* Start Entries supplied *

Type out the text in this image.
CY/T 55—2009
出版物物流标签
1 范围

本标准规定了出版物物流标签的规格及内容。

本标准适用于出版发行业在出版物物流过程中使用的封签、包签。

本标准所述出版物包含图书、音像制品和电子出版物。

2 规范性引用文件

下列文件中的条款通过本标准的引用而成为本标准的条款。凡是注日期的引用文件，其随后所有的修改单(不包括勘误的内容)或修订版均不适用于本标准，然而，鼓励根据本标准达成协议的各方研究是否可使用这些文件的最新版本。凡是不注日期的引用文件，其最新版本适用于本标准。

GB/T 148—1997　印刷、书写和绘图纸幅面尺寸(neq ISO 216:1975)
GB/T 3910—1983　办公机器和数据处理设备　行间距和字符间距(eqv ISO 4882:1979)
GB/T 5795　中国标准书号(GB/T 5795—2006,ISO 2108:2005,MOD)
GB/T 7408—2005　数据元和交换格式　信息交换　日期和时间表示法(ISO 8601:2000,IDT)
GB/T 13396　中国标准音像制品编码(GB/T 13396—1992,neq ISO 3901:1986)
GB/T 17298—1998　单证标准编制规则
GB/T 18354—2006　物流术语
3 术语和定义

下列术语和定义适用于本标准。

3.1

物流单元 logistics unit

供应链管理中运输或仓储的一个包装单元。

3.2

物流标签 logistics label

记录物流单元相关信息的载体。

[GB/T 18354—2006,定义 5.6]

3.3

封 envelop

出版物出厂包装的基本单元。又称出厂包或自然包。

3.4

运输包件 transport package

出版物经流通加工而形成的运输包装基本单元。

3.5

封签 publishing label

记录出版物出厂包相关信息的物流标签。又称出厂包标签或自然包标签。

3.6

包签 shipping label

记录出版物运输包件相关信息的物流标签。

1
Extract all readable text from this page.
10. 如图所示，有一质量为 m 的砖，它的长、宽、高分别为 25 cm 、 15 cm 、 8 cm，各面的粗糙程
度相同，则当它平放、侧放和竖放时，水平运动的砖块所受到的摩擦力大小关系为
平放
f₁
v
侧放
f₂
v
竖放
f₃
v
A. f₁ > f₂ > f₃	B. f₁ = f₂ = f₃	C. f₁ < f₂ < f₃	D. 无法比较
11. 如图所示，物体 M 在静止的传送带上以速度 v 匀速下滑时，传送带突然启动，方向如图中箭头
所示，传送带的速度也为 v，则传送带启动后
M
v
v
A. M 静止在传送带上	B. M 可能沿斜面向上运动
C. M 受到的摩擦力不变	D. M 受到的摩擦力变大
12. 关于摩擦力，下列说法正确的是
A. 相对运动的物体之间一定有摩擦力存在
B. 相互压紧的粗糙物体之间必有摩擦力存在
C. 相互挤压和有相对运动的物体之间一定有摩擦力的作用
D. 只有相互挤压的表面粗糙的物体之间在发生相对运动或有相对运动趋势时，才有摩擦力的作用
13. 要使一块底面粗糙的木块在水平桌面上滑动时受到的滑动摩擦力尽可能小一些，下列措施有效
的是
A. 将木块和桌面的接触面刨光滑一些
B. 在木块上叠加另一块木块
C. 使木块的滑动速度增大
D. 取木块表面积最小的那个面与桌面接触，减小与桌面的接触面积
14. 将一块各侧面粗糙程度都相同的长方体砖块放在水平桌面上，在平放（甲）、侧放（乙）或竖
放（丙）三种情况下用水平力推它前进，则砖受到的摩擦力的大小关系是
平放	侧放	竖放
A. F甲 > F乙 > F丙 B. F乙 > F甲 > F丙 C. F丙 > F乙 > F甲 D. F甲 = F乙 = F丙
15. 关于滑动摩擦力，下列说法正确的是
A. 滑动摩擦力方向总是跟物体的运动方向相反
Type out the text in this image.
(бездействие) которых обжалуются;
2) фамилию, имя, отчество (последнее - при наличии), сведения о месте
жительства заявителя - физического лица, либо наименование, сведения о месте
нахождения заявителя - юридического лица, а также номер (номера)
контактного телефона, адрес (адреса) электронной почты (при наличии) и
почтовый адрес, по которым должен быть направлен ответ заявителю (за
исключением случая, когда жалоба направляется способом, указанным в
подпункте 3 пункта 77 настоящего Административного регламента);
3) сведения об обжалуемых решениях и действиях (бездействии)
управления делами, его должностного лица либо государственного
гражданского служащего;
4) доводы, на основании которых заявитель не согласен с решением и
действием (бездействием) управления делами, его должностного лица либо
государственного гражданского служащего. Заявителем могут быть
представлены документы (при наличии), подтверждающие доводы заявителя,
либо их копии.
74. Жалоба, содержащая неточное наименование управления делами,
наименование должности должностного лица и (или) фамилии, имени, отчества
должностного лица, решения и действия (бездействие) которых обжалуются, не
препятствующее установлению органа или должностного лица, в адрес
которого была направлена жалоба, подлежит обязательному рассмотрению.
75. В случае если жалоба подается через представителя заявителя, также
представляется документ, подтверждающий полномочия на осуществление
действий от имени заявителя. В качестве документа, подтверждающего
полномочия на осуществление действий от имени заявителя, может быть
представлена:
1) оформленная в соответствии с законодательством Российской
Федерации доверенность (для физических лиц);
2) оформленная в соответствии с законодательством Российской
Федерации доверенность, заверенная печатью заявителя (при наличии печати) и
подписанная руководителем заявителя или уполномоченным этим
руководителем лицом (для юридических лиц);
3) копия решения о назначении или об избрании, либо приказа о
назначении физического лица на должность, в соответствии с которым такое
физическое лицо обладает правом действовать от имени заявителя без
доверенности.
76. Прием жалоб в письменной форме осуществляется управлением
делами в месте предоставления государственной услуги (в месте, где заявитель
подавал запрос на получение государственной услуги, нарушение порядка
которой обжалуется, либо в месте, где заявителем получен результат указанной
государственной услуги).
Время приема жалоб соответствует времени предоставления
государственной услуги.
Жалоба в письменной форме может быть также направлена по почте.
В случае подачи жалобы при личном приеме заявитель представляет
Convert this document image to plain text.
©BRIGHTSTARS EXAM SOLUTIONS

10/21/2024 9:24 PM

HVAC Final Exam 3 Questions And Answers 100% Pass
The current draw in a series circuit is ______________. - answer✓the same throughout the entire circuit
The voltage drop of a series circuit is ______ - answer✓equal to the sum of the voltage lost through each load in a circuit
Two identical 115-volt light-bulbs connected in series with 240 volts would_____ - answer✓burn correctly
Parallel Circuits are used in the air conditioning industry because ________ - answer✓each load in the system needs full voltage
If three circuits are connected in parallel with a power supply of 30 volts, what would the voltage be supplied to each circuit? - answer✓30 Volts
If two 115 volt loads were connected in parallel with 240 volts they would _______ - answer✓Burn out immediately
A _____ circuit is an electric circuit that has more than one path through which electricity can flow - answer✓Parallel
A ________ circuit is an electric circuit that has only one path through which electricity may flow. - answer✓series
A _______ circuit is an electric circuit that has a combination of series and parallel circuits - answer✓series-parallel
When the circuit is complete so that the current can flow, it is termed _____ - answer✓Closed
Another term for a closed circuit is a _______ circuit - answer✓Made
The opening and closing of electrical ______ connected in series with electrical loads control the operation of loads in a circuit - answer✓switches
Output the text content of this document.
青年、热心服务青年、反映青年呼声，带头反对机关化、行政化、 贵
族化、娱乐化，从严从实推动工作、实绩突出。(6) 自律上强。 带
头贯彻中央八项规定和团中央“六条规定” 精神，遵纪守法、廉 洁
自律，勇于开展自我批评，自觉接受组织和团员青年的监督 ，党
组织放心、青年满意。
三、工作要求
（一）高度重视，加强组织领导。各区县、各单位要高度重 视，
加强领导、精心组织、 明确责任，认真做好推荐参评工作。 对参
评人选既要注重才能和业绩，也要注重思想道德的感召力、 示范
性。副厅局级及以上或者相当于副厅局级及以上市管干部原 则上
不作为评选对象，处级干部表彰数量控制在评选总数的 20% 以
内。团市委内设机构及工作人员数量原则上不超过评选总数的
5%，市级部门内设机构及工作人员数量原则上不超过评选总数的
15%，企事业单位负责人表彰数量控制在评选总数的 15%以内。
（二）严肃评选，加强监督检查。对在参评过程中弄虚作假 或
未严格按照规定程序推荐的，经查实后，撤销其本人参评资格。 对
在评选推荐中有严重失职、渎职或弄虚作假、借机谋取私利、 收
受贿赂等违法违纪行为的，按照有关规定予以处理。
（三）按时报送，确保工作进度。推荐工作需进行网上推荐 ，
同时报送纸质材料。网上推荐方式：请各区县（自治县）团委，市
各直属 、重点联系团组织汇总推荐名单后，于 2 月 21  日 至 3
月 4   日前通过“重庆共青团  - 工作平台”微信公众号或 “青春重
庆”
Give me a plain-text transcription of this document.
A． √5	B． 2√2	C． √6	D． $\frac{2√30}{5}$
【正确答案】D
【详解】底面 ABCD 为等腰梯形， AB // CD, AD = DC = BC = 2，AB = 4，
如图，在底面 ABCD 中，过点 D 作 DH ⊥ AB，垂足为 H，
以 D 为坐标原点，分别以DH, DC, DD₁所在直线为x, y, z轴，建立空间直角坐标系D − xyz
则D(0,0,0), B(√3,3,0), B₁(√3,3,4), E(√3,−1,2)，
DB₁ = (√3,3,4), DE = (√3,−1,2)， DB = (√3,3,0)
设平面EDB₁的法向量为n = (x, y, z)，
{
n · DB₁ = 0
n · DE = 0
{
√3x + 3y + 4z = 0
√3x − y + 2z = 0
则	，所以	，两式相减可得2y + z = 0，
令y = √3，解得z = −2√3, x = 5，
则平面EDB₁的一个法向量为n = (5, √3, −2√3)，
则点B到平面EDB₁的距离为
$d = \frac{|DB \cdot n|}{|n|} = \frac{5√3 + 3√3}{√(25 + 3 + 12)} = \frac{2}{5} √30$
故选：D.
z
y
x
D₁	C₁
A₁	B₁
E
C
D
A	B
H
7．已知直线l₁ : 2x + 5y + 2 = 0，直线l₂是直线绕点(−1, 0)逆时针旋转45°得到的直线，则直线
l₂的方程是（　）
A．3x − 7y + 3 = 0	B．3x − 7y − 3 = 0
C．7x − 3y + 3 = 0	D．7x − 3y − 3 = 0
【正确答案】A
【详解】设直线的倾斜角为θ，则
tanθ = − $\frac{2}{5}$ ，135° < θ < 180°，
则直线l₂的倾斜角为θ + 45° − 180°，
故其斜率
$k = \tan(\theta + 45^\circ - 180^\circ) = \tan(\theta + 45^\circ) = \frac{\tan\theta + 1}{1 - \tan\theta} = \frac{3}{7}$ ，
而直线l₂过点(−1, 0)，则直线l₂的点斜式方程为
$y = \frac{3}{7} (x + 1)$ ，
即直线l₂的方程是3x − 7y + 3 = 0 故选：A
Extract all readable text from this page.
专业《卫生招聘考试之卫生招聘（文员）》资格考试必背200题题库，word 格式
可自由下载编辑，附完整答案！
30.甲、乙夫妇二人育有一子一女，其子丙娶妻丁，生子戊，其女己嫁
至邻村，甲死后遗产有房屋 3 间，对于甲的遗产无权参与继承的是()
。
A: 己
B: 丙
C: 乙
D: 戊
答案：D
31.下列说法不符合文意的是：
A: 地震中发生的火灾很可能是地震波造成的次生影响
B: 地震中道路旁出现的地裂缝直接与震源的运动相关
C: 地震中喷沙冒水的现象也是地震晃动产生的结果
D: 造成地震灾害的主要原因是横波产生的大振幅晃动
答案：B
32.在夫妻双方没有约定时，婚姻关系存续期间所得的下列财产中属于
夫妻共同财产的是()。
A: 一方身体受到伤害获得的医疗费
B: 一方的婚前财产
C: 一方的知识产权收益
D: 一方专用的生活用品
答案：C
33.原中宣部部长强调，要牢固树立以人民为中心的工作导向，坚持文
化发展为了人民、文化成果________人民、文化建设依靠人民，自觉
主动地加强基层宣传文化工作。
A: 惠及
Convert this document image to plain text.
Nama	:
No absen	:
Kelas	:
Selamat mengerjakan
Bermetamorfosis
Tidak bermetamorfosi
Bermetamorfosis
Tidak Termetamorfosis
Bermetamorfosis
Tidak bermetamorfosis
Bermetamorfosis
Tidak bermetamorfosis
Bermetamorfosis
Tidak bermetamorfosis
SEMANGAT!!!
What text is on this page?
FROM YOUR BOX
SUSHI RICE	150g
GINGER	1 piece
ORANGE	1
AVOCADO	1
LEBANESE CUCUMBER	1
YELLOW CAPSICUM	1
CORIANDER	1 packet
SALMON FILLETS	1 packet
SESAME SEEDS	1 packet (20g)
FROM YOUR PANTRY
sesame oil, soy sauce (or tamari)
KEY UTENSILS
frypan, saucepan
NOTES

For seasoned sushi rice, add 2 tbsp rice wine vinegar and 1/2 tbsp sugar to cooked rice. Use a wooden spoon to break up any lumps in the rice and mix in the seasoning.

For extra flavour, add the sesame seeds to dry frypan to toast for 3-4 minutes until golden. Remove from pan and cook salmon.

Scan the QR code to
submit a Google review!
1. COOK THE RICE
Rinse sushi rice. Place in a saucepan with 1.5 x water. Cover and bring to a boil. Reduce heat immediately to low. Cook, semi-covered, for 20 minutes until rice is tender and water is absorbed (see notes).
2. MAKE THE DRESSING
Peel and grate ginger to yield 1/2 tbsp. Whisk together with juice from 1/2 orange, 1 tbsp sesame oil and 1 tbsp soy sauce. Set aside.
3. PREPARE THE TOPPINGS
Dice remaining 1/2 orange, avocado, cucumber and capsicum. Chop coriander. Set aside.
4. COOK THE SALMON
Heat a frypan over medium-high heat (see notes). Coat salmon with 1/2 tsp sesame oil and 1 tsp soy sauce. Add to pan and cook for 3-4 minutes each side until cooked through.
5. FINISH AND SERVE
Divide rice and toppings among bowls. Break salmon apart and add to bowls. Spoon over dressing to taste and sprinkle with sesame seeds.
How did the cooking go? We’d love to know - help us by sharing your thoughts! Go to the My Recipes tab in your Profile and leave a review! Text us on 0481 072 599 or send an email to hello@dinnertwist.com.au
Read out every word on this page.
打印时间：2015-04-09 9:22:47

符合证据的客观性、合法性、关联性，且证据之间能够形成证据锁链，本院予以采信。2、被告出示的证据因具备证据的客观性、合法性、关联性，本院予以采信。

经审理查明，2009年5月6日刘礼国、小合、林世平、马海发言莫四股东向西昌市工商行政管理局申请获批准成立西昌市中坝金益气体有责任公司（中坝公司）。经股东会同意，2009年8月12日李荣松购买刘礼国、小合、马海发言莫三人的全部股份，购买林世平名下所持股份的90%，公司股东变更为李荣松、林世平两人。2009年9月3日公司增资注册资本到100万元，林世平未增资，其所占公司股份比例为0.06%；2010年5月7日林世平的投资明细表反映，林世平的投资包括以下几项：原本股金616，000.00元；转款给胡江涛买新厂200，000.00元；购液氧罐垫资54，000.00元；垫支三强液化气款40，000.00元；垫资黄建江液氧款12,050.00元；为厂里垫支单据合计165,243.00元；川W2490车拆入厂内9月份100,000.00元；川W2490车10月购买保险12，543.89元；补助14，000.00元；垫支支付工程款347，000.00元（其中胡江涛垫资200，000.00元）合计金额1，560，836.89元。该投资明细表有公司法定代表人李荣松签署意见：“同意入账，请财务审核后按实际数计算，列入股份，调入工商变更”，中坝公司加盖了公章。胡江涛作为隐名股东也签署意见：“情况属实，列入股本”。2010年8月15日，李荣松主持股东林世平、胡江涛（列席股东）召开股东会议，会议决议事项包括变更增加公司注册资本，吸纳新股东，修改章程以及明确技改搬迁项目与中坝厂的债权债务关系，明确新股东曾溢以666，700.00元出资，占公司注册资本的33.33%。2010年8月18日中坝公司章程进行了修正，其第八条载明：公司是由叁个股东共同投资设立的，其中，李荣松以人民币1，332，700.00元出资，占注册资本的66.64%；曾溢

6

* End Entries supplied *

- [Written instruction]:
Reproduce exactly the lines from the one with "Read out every word on this page." through the end of the entries above, both ends included.

- [Response to this task]:
Read out every word on this page.
打印时间：2015-04-09 9:22:47

符合证据的客观性、合法性、关联性，且证据之间能够形成证据锁链，本院予以采信。2、被告出示的证据因具备证据的客观性、合法性、关联性，本院予以采信。

经审理查明，2009年5月6日刘礼国、小合、林世平、马海发言莫四股东向西昌市工商行政管理局申请获批准成立西昌市中坝金益气体有责任公司（中坝公司）。经股东会同意，2009年8月12日李荣松购买刘礼国、小合、马海发言莫三人的全部股份，购买林世平名下所持股份的90%，公司股东变更为李荣松、林世平两人。2009年9月3日公司增资注册资本到100万元，林世平未增资，其所占公司股份比例为0.06%；2010年5月7日林世平的投资明细表反映，林世平的投资包括以下几项：原本股金616，000.00元；转款给胡江涛买新厂200，000.00元；购液氧罐垫资54，000.00元；垫支三强液化气款40，000.00元；垫资黄建江液氧款12,050.00元；为厂里垫支单据合计165,243.00元；川W2490车拆入厂内9月份100,000.00元；川W2490车10月购买保险12，543.89元；补助14，000.00元；垫支支付工程款347，000.00元（其中胡江涛垫资200，000.00元）合计金额1，560，836.89元。该投资明细表有公司法定代表人李荣松签署意见：“同意入账，请财务审核后按实际数计算，列入股份，调入工商变更”，中坝公司加盖了公章。胡江涛作为隐名股东也签署意见：“情况属实，列入股本”。2010年8月15日，李荣松主持股东林世平、胡江涛（列席股东）召开股东会议，会议决议事项包括变更增加公司注册资本，吸纳新股东，修改章程以及明确技改搬迁项目与中坝厂的债权债务关系，明确新股东曾溢以666，700.00元出资，占公司注册资本的33.33%。2010年8月18日中坝公司章程进行了修正，其第八条载明：公司是由叁个股东共同投资设立的，其中，李荣松以人民币1，332，700.00元出资，占注册资本的66.64%；曾溢

6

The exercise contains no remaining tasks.